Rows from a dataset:
......

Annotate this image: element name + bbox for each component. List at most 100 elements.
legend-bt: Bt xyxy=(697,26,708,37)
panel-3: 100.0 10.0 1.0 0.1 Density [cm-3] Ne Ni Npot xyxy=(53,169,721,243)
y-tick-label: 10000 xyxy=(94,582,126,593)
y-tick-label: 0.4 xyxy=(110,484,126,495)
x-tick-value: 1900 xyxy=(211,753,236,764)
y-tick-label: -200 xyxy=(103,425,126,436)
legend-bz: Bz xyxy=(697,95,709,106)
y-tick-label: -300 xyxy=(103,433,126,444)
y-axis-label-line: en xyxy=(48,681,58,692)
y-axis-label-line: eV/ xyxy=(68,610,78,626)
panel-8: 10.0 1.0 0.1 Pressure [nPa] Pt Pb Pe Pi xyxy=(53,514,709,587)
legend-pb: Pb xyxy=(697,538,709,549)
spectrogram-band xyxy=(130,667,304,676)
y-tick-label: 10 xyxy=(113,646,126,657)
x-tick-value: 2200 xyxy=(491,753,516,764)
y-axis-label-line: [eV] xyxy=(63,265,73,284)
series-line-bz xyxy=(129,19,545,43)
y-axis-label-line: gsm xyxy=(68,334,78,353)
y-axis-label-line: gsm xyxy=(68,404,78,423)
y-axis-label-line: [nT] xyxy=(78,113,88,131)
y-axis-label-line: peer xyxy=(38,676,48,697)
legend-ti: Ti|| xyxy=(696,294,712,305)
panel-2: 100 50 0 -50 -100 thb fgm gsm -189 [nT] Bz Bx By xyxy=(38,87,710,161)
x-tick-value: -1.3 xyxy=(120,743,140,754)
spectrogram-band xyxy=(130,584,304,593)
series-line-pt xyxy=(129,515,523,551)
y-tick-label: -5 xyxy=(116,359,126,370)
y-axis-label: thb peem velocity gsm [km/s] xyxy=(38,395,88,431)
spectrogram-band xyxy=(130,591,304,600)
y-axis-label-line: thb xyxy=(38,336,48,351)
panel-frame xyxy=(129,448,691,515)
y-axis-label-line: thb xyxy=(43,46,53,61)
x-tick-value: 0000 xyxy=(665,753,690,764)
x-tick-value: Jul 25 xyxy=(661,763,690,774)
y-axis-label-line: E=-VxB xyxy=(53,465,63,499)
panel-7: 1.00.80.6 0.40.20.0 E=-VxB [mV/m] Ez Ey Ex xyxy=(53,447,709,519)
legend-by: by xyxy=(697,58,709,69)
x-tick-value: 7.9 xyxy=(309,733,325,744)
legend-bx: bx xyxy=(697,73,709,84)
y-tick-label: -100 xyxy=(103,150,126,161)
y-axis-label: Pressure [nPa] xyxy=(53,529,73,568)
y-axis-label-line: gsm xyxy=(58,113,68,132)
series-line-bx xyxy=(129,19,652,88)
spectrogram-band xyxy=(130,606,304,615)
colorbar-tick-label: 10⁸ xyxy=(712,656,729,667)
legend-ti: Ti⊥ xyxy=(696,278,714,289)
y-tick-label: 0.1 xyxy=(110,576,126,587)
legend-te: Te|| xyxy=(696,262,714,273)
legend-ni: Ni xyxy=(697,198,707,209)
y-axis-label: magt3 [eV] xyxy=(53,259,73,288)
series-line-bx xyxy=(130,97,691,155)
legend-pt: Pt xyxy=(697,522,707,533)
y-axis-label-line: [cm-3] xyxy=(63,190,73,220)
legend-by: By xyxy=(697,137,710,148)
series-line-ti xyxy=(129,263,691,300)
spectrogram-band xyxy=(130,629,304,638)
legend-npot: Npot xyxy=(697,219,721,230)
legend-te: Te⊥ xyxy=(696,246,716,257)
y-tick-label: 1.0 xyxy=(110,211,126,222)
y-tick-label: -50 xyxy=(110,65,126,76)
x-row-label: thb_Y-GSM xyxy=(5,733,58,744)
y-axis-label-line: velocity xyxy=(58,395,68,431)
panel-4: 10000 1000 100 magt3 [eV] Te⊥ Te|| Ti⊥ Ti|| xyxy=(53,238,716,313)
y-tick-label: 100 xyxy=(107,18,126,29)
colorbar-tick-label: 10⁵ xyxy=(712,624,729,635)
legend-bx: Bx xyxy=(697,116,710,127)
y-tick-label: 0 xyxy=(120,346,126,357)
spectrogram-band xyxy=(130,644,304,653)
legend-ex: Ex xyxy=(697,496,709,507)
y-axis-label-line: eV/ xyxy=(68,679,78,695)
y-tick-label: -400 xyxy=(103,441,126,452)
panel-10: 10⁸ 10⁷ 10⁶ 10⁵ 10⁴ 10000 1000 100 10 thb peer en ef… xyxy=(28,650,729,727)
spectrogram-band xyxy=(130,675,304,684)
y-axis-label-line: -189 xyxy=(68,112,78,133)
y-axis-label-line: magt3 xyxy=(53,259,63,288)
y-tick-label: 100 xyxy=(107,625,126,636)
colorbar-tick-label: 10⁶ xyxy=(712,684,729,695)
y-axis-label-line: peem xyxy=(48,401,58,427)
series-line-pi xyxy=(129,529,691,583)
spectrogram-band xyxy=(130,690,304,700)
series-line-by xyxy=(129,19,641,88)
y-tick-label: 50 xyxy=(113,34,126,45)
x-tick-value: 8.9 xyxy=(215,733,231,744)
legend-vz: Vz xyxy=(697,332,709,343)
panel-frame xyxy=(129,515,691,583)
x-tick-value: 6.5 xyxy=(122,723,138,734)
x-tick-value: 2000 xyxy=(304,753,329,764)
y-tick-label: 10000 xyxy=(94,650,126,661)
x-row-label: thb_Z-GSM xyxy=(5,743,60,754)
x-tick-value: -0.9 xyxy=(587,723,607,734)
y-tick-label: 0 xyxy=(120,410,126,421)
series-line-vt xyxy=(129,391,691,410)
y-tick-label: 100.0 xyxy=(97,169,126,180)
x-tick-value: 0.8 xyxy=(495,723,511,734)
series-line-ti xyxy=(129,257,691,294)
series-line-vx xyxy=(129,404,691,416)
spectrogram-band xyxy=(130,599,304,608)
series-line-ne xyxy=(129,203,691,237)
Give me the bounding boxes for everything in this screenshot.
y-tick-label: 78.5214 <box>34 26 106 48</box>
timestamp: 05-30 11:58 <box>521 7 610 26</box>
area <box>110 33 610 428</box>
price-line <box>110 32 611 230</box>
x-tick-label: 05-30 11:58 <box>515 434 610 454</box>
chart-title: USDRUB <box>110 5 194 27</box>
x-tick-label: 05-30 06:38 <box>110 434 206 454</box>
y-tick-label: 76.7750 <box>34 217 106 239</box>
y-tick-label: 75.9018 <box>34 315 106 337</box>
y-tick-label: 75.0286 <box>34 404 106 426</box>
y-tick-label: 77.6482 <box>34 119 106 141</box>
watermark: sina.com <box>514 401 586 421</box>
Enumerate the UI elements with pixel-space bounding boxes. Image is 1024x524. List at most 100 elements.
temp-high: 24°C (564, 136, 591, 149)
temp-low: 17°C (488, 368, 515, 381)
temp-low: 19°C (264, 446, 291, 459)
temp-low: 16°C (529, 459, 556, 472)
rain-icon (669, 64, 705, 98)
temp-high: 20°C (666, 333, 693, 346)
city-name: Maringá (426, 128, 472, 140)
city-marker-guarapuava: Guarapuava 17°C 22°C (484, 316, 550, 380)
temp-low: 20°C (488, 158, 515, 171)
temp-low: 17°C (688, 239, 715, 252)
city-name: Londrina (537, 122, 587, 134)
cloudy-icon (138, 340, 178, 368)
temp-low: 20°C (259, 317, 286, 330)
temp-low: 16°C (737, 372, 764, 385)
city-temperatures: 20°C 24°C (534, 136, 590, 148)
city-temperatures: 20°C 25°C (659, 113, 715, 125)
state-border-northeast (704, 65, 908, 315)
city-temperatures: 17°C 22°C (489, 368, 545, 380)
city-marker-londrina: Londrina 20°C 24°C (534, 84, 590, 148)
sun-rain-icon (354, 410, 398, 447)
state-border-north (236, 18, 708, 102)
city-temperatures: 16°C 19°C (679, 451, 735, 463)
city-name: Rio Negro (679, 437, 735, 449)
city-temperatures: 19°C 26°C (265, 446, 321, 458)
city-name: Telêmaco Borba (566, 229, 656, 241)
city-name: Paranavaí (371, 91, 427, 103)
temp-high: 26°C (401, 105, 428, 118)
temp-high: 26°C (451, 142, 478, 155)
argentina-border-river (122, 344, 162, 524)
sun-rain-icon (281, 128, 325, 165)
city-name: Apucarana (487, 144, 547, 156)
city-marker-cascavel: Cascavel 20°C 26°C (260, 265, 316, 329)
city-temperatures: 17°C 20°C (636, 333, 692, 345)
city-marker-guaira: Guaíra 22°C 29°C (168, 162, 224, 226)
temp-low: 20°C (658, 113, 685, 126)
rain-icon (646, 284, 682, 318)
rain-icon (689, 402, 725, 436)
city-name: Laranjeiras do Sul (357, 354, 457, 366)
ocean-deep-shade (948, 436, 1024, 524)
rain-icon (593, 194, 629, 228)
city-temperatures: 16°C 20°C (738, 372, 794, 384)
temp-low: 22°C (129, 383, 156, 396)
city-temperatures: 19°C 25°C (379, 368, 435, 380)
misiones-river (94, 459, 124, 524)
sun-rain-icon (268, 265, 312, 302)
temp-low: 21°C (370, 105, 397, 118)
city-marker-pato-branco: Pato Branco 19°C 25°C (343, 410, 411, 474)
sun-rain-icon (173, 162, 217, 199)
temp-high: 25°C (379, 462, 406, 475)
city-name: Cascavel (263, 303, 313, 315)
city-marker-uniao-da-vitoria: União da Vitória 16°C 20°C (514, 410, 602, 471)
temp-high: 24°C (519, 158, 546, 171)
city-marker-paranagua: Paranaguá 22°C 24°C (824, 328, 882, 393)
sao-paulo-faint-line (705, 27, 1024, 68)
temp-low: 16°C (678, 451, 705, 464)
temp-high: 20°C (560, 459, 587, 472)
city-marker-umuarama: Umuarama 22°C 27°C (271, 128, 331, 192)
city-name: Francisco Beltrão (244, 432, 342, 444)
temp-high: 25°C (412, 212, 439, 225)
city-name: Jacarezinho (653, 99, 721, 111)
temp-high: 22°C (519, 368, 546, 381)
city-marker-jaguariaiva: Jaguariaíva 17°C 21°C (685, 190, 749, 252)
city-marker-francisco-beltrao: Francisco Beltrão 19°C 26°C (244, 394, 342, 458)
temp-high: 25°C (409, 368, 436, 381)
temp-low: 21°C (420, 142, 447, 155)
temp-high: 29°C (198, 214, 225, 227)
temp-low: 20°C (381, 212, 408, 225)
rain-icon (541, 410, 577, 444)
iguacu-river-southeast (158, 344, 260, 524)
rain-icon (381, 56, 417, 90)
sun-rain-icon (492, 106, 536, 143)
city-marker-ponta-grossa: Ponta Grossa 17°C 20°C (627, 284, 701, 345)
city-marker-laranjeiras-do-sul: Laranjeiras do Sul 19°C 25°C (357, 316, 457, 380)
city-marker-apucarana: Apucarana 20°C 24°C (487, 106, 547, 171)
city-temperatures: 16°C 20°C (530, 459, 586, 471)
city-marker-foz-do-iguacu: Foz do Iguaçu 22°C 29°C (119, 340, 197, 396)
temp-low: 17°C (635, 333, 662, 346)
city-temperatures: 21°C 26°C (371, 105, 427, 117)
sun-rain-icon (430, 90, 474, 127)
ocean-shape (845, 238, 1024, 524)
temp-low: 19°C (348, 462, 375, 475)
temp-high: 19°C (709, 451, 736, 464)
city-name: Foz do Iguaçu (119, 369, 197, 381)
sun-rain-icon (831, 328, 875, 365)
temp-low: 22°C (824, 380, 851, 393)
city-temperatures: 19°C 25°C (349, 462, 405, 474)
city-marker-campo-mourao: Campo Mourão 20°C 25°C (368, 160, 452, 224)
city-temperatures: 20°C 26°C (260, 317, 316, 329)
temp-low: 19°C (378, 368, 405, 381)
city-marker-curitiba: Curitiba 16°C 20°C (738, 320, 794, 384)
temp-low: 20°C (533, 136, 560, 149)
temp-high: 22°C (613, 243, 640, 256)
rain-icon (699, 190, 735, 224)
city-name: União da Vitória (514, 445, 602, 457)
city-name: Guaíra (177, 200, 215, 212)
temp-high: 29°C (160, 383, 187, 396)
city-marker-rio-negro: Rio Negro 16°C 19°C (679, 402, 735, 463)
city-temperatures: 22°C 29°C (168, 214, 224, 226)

......

Stated exercise
Rewrite the items from the start through the line containing "y-tick-label: 0.4 xyxy=(110,484,126,495)", changing "y-tick-label" to "y-axis-tick" and leaving everything else the same.

Exercise response
Annotate this image: element name + bbox for each component. List at most 100 elements.
legend-bt: Bt xyxy=(697,26,708,37)
panel-3: 100.0 10.0 1.0 0.1 Density [cm-3] Ne Ni Npot xyxy=(53,169,721,243)
y-axis-tick: 10000 xyxy=(94,582,126,593)
y-axis-tick: 0.4 xyxy=(110,484,126,495)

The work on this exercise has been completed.